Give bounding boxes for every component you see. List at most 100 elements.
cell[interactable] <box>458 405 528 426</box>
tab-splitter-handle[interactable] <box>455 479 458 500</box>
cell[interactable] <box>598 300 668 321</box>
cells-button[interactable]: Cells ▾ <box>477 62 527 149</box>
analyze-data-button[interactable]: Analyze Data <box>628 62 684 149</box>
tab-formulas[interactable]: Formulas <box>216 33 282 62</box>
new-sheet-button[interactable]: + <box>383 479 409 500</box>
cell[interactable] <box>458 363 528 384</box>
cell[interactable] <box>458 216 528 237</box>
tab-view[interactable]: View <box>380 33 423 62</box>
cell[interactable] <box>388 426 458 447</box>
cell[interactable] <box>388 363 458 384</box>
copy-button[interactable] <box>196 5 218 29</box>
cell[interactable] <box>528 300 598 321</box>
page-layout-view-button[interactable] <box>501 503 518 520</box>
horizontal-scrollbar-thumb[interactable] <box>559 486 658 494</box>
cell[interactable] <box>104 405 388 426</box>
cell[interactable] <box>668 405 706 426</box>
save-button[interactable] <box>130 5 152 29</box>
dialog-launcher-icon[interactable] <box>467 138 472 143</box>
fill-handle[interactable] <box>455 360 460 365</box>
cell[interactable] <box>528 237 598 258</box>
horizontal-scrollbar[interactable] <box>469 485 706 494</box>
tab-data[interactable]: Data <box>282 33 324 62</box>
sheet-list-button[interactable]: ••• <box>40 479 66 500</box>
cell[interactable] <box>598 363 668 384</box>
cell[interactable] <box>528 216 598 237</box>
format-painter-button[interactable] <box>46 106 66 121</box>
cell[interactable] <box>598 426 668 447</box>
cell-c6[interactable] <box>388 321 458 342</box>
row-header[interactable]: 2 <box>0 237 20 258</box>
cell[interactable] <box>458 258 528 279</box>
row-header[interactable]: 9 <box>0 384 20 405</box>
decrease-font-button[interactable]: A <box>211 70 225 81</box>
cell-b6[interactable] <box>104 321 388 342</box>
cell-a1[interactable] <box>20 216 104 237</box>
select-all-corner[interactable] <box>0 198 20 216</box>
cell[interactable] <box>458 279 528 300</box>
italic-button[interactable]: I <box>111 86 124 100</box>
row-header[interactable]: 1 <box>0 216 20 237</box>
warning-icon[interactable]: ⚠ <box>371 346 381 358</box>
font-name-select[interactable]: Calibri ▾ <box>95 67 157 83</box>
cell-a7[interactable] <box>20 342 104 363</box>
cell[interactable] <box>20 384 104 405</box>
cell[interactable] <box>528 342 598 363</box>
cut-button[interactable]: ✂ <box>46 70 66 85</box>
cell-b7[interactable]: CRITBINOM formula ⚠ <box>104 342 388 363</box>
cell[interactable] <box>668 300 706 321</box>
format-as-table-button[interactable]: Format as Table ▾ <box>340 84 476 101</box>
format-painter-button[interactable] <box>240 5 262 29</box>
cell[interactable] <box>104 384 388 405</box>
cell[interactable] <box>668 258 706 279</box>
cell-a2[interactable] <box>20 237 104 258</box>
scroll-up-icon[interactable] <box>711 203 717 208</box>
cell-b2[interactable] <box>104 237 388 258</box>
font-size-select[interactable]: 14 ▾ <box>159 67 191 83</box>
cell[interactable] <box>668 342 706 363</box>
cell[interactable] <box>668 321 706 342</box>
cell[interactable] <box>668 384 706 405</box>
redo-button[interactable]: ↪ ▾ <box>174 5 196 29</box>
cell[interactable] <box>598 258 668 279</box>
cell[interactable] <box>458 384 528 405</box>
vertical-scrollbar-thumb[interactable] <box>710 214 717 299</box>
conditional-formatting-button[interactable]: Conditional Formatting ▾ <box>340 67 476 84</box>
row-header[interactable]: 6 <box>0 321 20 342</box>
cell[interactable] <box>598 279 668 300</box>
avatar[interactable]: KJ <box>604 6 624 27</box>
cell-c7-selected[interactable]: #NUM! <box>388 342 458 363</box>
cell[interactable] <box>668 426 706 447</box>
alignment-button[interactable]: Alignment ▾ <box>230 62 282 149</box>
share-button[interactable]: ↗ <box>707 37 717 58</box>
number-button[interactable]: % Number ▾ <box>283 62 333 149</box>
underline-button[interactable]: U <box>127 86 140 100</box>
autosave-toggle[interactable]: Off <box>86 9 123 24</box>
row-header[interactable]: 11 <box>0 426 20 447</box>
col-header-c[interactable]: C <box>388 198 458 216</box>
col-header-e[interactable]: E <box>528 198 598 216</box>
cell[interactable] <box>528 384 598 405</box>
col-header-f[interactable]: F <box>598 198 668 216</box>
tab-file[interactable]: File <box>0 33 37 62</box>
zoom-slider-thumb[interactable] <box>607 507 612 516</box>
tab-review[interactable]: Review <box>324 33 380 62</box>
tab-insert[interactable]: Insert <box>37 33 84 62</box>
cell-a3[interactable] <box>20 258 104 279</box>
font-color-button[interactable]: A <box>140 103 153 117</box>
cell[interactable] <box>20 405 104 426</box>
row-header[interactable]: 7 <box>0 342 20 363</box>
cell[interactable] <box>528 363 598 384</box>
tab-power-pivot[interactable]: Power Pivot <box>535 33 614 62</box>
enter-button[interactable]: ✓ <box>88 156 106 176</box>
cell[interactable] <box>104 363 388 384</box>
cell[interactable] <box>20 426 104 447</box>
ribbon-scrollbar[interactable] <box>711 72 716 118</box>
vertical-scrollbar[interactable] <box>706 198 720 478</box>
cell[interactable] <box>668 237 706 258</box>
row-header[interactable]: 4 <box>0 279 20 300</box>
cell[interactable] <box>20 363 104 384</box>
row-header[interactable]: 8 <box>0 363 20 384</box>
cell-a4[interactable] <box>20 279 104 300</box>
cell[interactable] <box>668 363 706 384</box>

— YOUR OBJECTIVE —
The entries shown above should be duplicated exactly.

— OUTPUT OF THE TASK —
Give bounding boxes for every component you see. List at most 100 elements.
cell[interactable] <box>458 405 528 426</box>
tab-splitter-handle[interactable] <box>455 479 458 500</box>
cell[interactable] <box>598 300 668 321</box>
cells-button[interactable]: Cells ▾ <box>477 62 527 149</box>
analyze-data-button[interactable]: Analyze Data <box>628 62 684 149</box>
tab-formulas[interactable]: Formulas <box>216 33 282 62</box>
new-sheet-button[interactable]: + <box>383 479 409 500</box>
cell[interactable] <box>458 363 528 384</box>
cell[interactable] <box>458 216 528 237</box>
tab-view[interactable]: View <box>380 33 423 62</box>
cell[interactable] <box>388 426 458 447</box>
cell[interactable] <box>388 363 458 384</box>
copy-button[interactable] <box>196 5 218 29</box>
cell[interactable] <box>528 300 598 321</box>
page-layout-view-button[interactable] <box>501 503 518 520</box>
horizontal-scrollbar-thumb[interactable] <box>559 486 658 494</box>
cell[interactable] <box>104 405 388 426</box>
cell[interactable] <box>668 405 706 426</box>
save-button[interactable] <box>130 5 152 29</box>
dialog-launcher-icon[interactable] <box>467 138 472 143</box>
fill-handle[interactable] <box>455 360 460 365</box>
cell[interactable] <box>528 237 598 258</box>
horizontal-scrollbar[interactable] <box>469 485 706 494</box>
tab-data[interactable]: Data <box>282 33 324 62</box>
sheet-list-button[interactable]: ••• <box>40 479 66 500</box>
cell[interactable] <box>598 363 668 384</box>
cell[interactable] <box>528 216 598 237</box>
format-painter-button[interactable] <box>46 106 66 121</box>
cell[interactable] <box>598 426 668 447</box>
cell-c6[interactable] <box>388 321 458 342</box>
row-header[interactable]: 2 <box>0 237 20 258</box>
cell[interactable] <box>458 258 528 279</box>
row-header[interactable]: 9 <box>0 384 20 405</box>
decrease-font-button[interactable]: A <box>211 70 225 81</box>
cell-b6[interactable] <box>104 321 388 342</box>
cell-a1[interactable] <box>20 216 104 237</box>
select-all-corner[interactable] <box>0 198 20 216</box>
cell[interactable] <box>458 279 528 300</box>
italic-button[interactable]: I <box>111 86 124 100</box>
row-header[interactable]: 1 <box>0 216 20 237</box>
warning-icon[interactable]: ⚠ <box>371 346 381 358</box>
font-name-select[interactable]: Calibri ▾ <box>95 67 157 83</box>
cell-a7[interactable] <box>20 342 104 363</box>
cell[interactable] <box>20 384 104 405</box>
cell[interactable] <box>528 342 598 363</box>
cut-button[interactable]: ✂ <box>46 70 66 85</box>
cell-b7[interactable]: CRITBINOM formula ⚠ <box>104 342 388 363</box>
cell[interactable] <box>668 300 706 321</box>
format-as-table-button[interactable]: Format as Table ▾ <box>340 84 476 101</box>
format-painter-button[interactable] <box>240 5 262 29</box>
cell[interactable] <box>104 384 388 405</box>
cell[interactable] <box>668 258 706 279</box>
cell-a2[interactable] <box>20 237 104 258</box>
scroll-up-icon[interactable] <box>711 203 717 208</box>
cell-b2[interactable] <box>104 237 388 258</box>
font-size-select[interactable]: 14 ▾ <box>159 67 191 83</box>
cell[interactable] <box>668 342 706 363</box>
cell[interactable] <box>668 321 706 342</box>
cell[interactable] <box>668 384 706 405</box>
redo-button[interactable]: ↪ ▾ <box>174 5 196 29</box>
cell[interactable] <box>598 258 668 279</box>
cell[interactable] <box>458 384 528 405</box>
vertical-scrollbar-thumb[interactable] <box>710 214 717 299</box>
conditional-formatting-button[interactable]: Conditional Formatting ▾ <box>340 67 476 84</box>
row-header[interactable]: 6 <box>0 321 20 342</box>
cell[interactable] <box>598 279 668 300</box>
avatar[interactable]: KJ <box>604 6 624 27</box>
cell-c7-selected[interactable]: #NUM! <box>388 342 458 363</box>
cell[interactable] <box>668 426 706 447</box>
alignment-button[interactable]: Alignment ▾ <box>230 62 282 149</box>
share-button[interactable]: ↗ <box>707 37 717 58</box>
number-button[interactable]: % Number ▾ <box>283 62 333 149</box>
underline-button[interactable]: U <box>127 86 140 100</box>
autosave-toggle[interactable]: Off <box>86 9 123 24</box>
row-header[interactable]: 11 <box>0 426 20 447</box>
col-header-c[interactable]: C <box>388 198 458 216</box>
col-header-e[interactable]: E <box>528 198 598 216</box>
cell[interactable] <box>528 384 598 405</box>
col-header-f[interactable]: F <box>598 198 668 216</box>
tab-file[interactable]: File <box>0 33 37 62</box>
zoom-slider-thumb[interactable] <box>607 507 612 516</box>
tab-review[interactable]: Review <box>324 33 380 62</box>
tab-insert[interactable]: Insert <box>37 33 84 62</box>
cell-a3[interactable] <box>20 258 104 279</box>
font-color-button[interactable]: A <box>140 103 153 117</box>
cell[interactable] <box>20 405 104 426</box>
row-header[interactable]: 7 <box>0 342 20 363</box>
cell[interactable] <box>528 363 598 384</box>
tab-power-pivot[interactable]: Power Pivot <box>535 33 614 62</box>
enter-button[interactable]: ✓ <box>88 156 106 176</box>
cell[interactable] <box>104 363 388 384</box>
cell[interactable] <box>20 426 104 447</box>
ribbon-scrollbar[interactable] <box>711 72 716 118</box>
vertical-scrollbar[interactable] <box>706 198 720 478</box>
cell[interactable] <box>668 237 706 258</box>
row-header[interactable]: 4 <box>0 279 20 300</box>
cell[interactable] <box>20 363 104 384</box>
row-header[interactable]: 8 <box>0 363 20 384</box>
cell-a4[interactable] <box>20 279 104 300</box>
cell[interactable] <box>668 363 706 384</box>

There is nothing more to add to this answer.